Collection entries:
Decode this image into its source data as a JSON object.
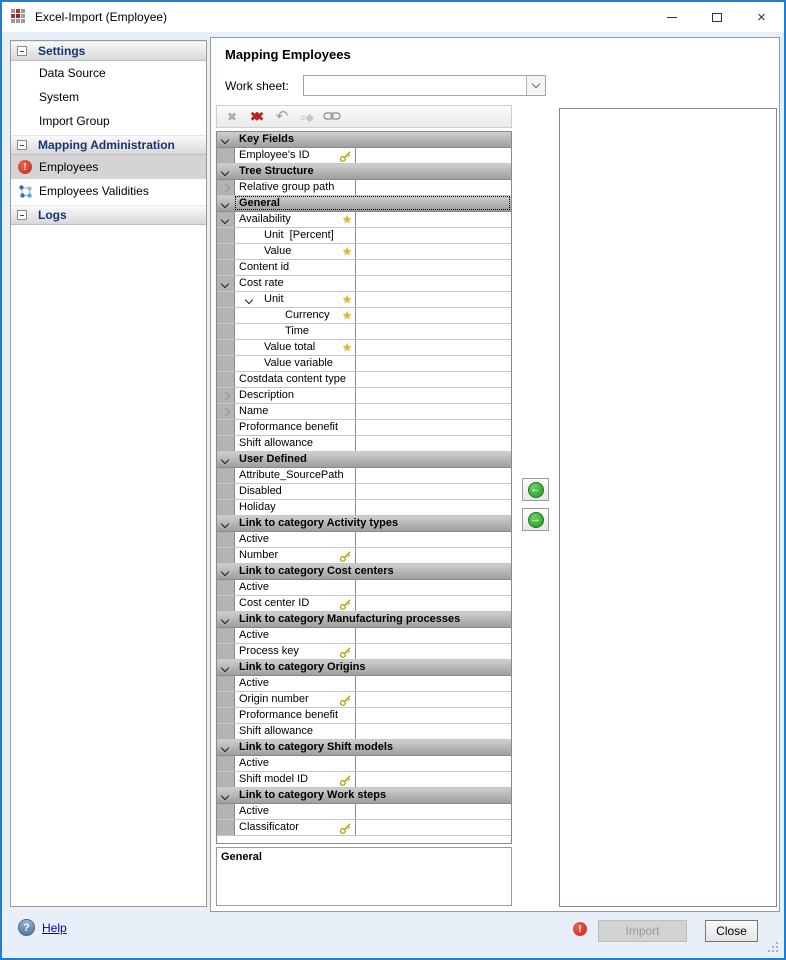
{
  "window": {
    "title": "Excel-Import (Employee)"
  },
  "titlebar_controls": [
    {
      "name": "minimize"
    },
    {
      "name": "maximize"
    },
    {
      "name": "close"
    }
  ],
  "sidebar": {
    "sections": [
      {
        "label": "Settings",
        "items": [
          {
            "label": "Data Source"
          },
          {
            "label": "System"
          },
          {
            "label": "Import Group"
          }
        ]
      },
      {
        "label": "Mapping Administration",
        "items": [
          {
            "label": "Employees",
            "icon": "error-icon",
            "selected": true
          },
          {
            "label": "Employees Validities",
            "icon": "validities-icon"
          }
        ]
      },
      {
        "label": "Logs",
        "items": []
      }
    ]
  },
  "main": {
    "title": "Mapping Employees",
    "worksheet": {
      "label": "Work sheet:",
      "value": ""
    },
    "toolbar": [
      {
        "name": "delete",
        "icon": "delete-icon"
      },
      {
        "name": "delete-all",
        "icon": "delete-all-icon"
      },
      {
        "name": "undo",
        "icon": "undo-icon"
      },
      {
        "name": "automap",
        "icon": "automap-icon"
      },
      {
        "name": "link",
        "icon": "link-icon"
      }
    ],
    "rows": [
      {
        "type": "group",
        "label": "Key Fields"
      },
      {
        "type": "field",
        "label": "Employee's ID",
        "badge": "key"
      },
      {
        "type": "group",
        "label": "Tree Structure"
      },
      {
        "type": "field",
        "label": "Relative group path",
        "gutter": "right"
      },
      {
        "type": "group",
        "label": "General",
        "focused": true
      },
      {
        "type": "field",
        "label": "Availability",
        "gutter": "down",
        "badge": "star"
      },
      {
        "type": "field",
        "label": "Unit  [Percent]",
        "indent": 1
      },
      {
        "type": "field",
        "label": "Value",
        "indent": 1,
        "badge": "star"
      },
      {
        "type": "field",
        "label": "Content id"
      },
      {
        "type": "field",
        "label": "Cost rate",
        "gutter": "down"
      },
      {
        "type": "field",
        "label": "Unit",
        "indent": 1,
        "inline_chevron": true,
        "badge": "star"
      },
      {
        "type": "field",
        "label": "Currency",
        "indent": 2,
        "badge": "star"
      },
      {
        "type": "field",
        "label": "Time",
        "indent": 2
      },
      {
        "type": "field",
        "label": "Value total",
        "indent": 1,
        "badge": "star"
      },
      {
        "type": "field",
        "label": "Value variable",
        "indent": 1
      },
      {
        "type": "field",
        "label": "Costdata content type"
      },
      {
        "type": "field",
        "label": "Description",
        "gutter": "right"
      },
      {
        "type": "field",
        "label": "Name",
        "gutter": "right"
      },
      {
        "type": "field",
        "label": "Proformance benefit"
      },
      {
        "type": "field",
        "label": "Shift allowance"
      },
      {
        "type": "group",
        "label": "User Defined"
      },
      {
        "type": "field",
        "label": "Attribute_SourcePath"
      },
      {
        "type": "field",
        "label": "Disabled"
      },
      {
        "type": "field",
        "label": "Holiday"
      },
      {
        "type": "group",
        "label": "Link to category Activity types"
      },
      {
        "type": "field",
        "label": "Active"
      },
      {
        "type": "field",
        "label": "Number",
        "badge": "key"
      },
      {
        "type": "group",
        "label": "Link to category Cost centers"
      },
      {
        "type": "field",
        "label": "Active"
      },
      {
        "type": "field",
        "label": "Cost center ID",
        "badge": "key"
      },
      {
        "type": "group",
        "label": "Link to category Manufacturing processes"
      },
      {
        "type": "field",
        "label": "Active"
      },
      {
        "type": "field",
        "label": "Process key",
        "badge": "key"
      },
      {
        "type": "group",
        "label": "Link to category Origins"
      },
      {
        "type": "field",
        "label": "Active"
      },
      {
        "type": "field",
        "label": "Origin number",
        "badge": "key"
      },
      {
        "type": "field",
        "label": "Proformance benefit"
      },
      {
        "type": "field",
        "label": "Shift allowance"
      },
      {
        "type": "group",
        "label": "Link to category Shift models"
      },
      {
        "type": "field",
        "label": "Active"
      },
      {
        "type": "field",
        "label": "Shift model ID",
        "badge": "key"
      },
      {
        "type": "group",
        "label": "Link to category Work steps"
      },
      {
        "type": "field",
        "label": "Active"
      },
      {
        "type": "field",
        "label": "Classificator",
        "badge": "key"
      }
    ],
    "description": "General"
  },
  "transfer_buttons": [
    {
      "name": "move-left",
      "icon": "green-arrow-left-icon"
    },
    {
      "name": "move-right",
      "icon": "green-arrow-right-icon"
    }
  ],
  "footer": {
    "help_label": "Help",
    "import_label": "Import",
    "close_label": "Close"
  },
  "colors": {
    "accent": "#1c7fd6",
    "error": "#c3271b",
    "key_gold": "#c9a227",
    "star_gold": "#e3b72c",
    "section_header_text": "#17366e"
  }
}
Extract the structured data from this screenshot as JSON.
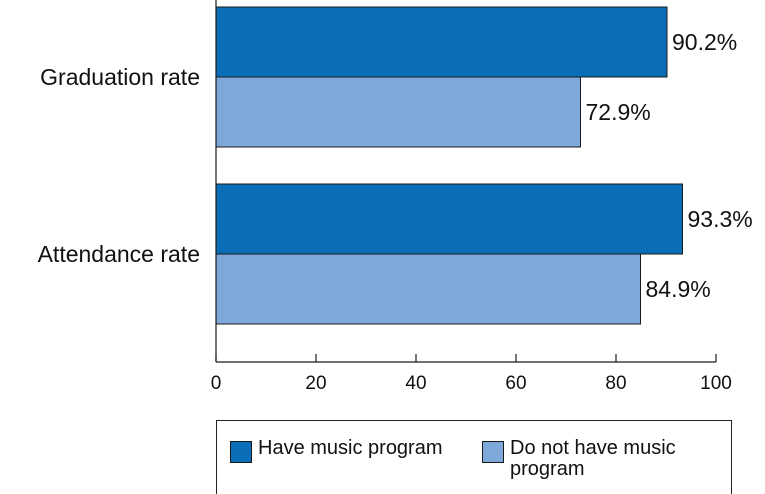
{
  "chart_data": {
    "type": "bar",
    "orientation": "horizontal",
    "categories": [
      "Graduation rate",
      "Attendance rate"
    ],
    "series": [
      {
        "name": "Have music program",
        "values": [
          90.2,
          93.3
        ],
        "color": "#0a6db7"
      },
      {
        "name": "Do not have music program",
        "values": [
          72.9,
          84.9
        ],
        "color": "#7ea8d9"
      }
    ],
    "data_labels": [
      [
        "90.2%",
        "93.3%"
      ],
      [
        "72.9%",
        "84.9%"
      ]
    ],
    "xlim": [
      0,
      100
    ],
    "xticks": [
      "0",
      "20",
      "40",
      "60",
      "80",
      "100"
    ],
    "title": "",
    "xlabel": "",
    "ylabel": "",
    "grid": false,
    "legend_position": "bottom"
  },
  "legend": {
    "items": [
      {
        "label": "Have music program",
        "color": "#0a6db7"
      },
      {
        "label": "Do not have music program",
        "color": "#7ea8d9"
      }
    ]
  }
}
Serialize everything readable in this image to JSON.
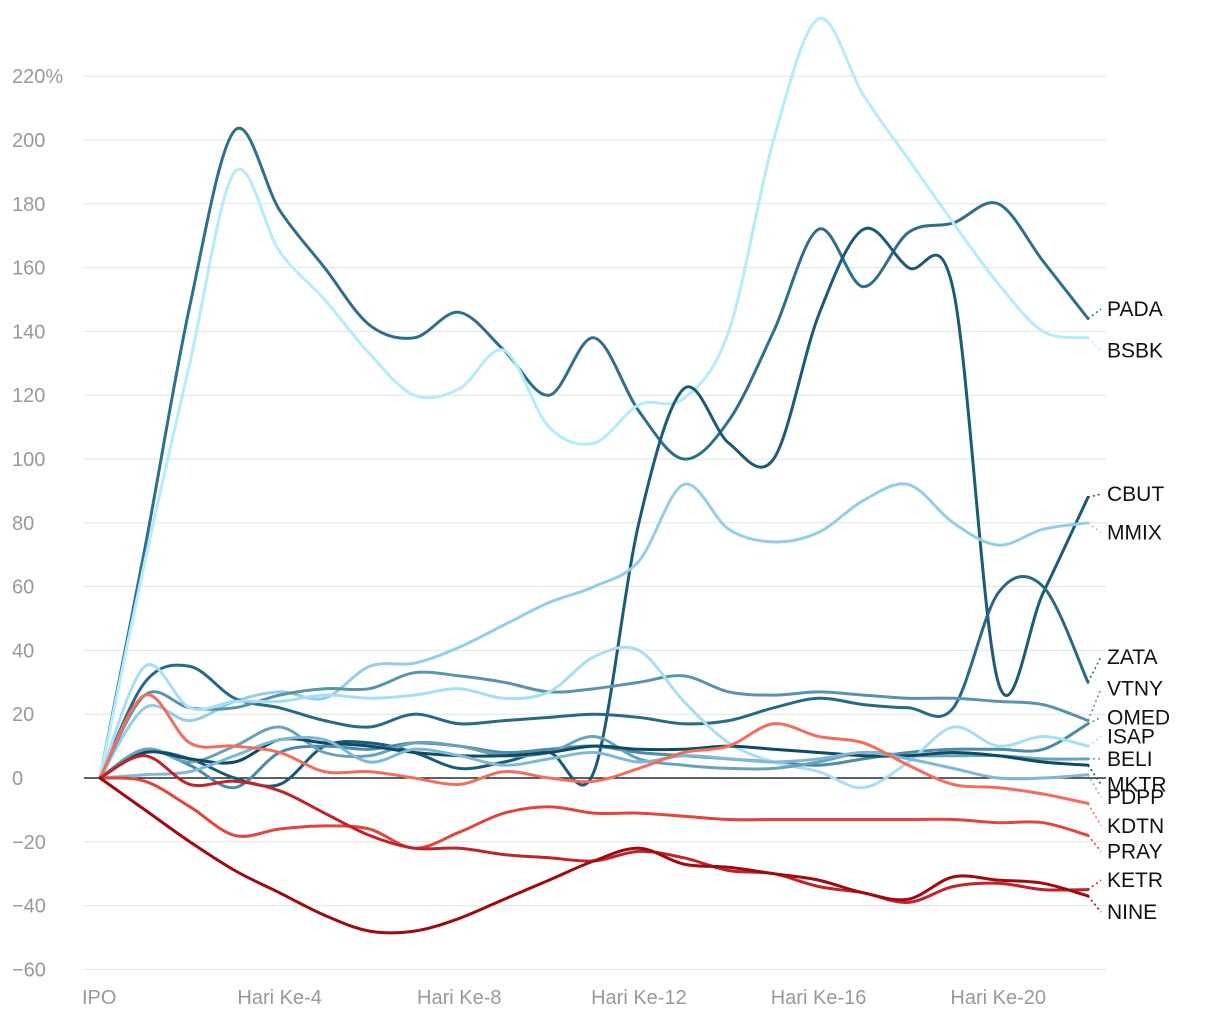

Requirements: Write out the data precisely as given, excluding the pictures.

In response:
Decode this image into its source data as a JSON object.
{
  "window": {
    "title": "Excel-Import (Employee)"
  },
  "titlebar_controls": [
    {
      "name": "minimize"
    },
    {
      "name": "maximize"
    },
    {
      "name": "close"
    }
  ],
  "sidebar": {
    "sections": [
      {
        "label": "Settings",
        "items": [
          {
            "label": "Data Source"
          },
          {
            "label": "System"
          },
          {
            "label": "Import Group"
          }
        ]
      },
      {
        "label": "Mapping Administration",
        "items": [
          {
            "label": "Employees",
            "icon": "error-icon",
            "selected": true
          },
          {
            "label": "Employees Validities",
            "icon": "validities-icon"
          }
        ]
      },
      {
        "label": "Logs",
        "items": []
      }
    ]
  },
  "main": {
    "title": "Mapping Employees",
    "worksheet": {
      "label": "Work sheet:",
      "value": ""
    },
    "toolbar": [
      {
        "name": "delete",
        "icon": "delete-icon"
      },
      {
        "name": "delete-all",
        "icon": "delete-all-icon"
      },
      {
        "name": "undo",
        "icon": "undo-icon"
      },
      {
        "name": "automap",
        "icon": "automap-icon"
      },
      {
        "name": "link",
        "icon": "link-icon"
      }
    ],
    "rows": [
      {
        "type": "group",
        "label": "Key Fields"
      },
      {
        "type": "field",
        "label": "Employee's ID",
        "badge": "key"
      },
      {
        "type": "group",
        "label": "Tree Structure"
      },
      {
        "type": "field",
        "label": "Relative group path",
        "gutter": "right"
      },
      {
        "type": "group",
        "label": "General",
        "focused": true
      },
      {
        "type": "field",
        "label": "Availability",
        "gutter": "down",
        "badge": "star"
      },
      {
        "type": "field",
        "label": "Unit  [Percent]",
        "indent": 1
      },
      {
        "type": "field",
        "label": "Value",
        "indent": 1,
        "badge": "star"
      },
      {
        "type": "field",
        "label": "Content id"
      },
      {
        "type": "field",
        "label": "Cost rate",
        "gutter": "down"
      },
      {
        "type": "field",
        "label": "Unit",
        "indent": 1,
        "inline_chevron": true,
        "badge": "star"
      },
      {
        "type": "field",
        "label": "Currency",
        "indent": 2,
        "badge": "star"
      },
      {
        "type": "field",
        "label": "Time",
        "indent": 2
      },
      {
        "type": "field",
        "label": "Value total",
        "indent": 1,
        "badge": "star"
      },
      {
        "type": "field",
        "label": "Value variable",
        "indent": 1
      },
      {
        "type": "field",
        "label": "Costdata content type"
      },
      {
        "type": "field",
        "label": "Description",
        "gutter": "right"
      },
      {
        "type": "field",
        "label": "Name",
        "gutter": "right"
      },
      {
        "type": "field",
        "label": "Proformance benefit"
      },
      {
        "type": "field",
        "label": "Shift allowance"
      },
      {
        "type": "group",
        "label": "User Defined"
      },
      {
        "type": "field",
        "label": "Attribute_SourcePath"
      },
      {
        "type": "field",
        "label": "Disabled"
      },
      {
        "type": "field",
        "label": "Holiday"
      },
      {
        "type": "group",
        "label": "Link to category Activity types"
      },
      {
        "type": "field",
        "label": "Active"
      },
      {
        "type": "field",
        "label": "Number",
        "badge": "key"
      },
      {
        "type": "group",
        "label": "Link to category Cost centers"
      },
      {
        "type": "field",
        "label": "Active"
      },
      {
        "type": "field",
        "label": "Cost center ID",
        "badge": "key"
      },
      {
        "type": "group",
        "label": "Link to category Manufacturing processes"
      },
      {
        "type": "field",
        "label": "Active"
      },
      {
        "type": "field",
        "label": "Process key",
        "badge": "key"
      },
      {
        "type": "group",
        "label": "Link to category Origins"
      },
      {
        "type": "field",
        "label": "Active"
      },
      {
        "type": "field",
        "label": "Origin number",
        "badge": "key"
      },
      {
        "type": "field",
        "label": "Proformance benefit"
      },
      {
        "type": "field",
        "label": "Shift allowance"
      },
      {
        "type": "group",
        "label": "Link to category Shift models"
      },
      {
        "type": "field",
        "label": "Active"
      },
      {
        "type": "field",
        "label": "Shift model ID",
        "badge": "key"
      },
      {
        "type": "group",
        "label": "Link to category Work steps"
      },
      {
        "type": "field",
        "label": "Active"
      },
      {
        "type": "field",
        "label": "Classificator",
        "badge": "key"
      }
    ],
    "description": "General"
  },
  "transfer_buttons": [
    {
      "name": "move-left",
      "icon": "green-arrow-left-icon"
    },
    {
      "name": "move-right",
      "icon": "green-arrow-right-icon"
    }
  ],
  "footer": {
    "help_label": "Help",
    "import_label": "Import",
    "close_label": "Close"
  },
  "colors": {
    "accent": "#1c7fd6",
    "error": "#c3271b",
    "key_gold": "#c9a227",
    "star_gold": "#e3b72c",
    "section_header_text": "#17366e"
  }
}
Extract the structured data from this screenshot as JSON.
{
  "chart_data": {
    "type": "bar",
    "orientation": "horizontal",
    "categories": [
      "Graduation rate",
      "Attendance rate"
    ],
    "series": [
      {
        "name": "Have music program",
        "values": [
          90.2,
          93.3
        ],
        "color": "#0a6db7"
      },
      {
        "name": "Do not have music program",
        "values": [
          72.9,
          84.9
        ],
        "color": "#7ea8d9"
      }
    ],
    "data_labels": [
      [
        "90.2%",
        "93.3%"
      ],
      [
        "72.9%",
        "84.9%"
      ]
    ],
    "xlim": [
      0,
      100
    ],
    "xticks": [
      "0",
      "20",
      "40",
      "60",
      "80",
      "100"
    ],
    "title": "",
    "xlabel": "",
    "ylabel": "",
    "grid": false,
    "legend_position": "bottom"
  },
  "legend": {
    "items": [
      {
        "label": "Have music program",
        "color": "#0a6db7"
      },
      {
        "label": "Do not have music program",
        "color": "#7ea8d9"
      }
    ]
  }
}
Serialize everything readable in this image to JSON.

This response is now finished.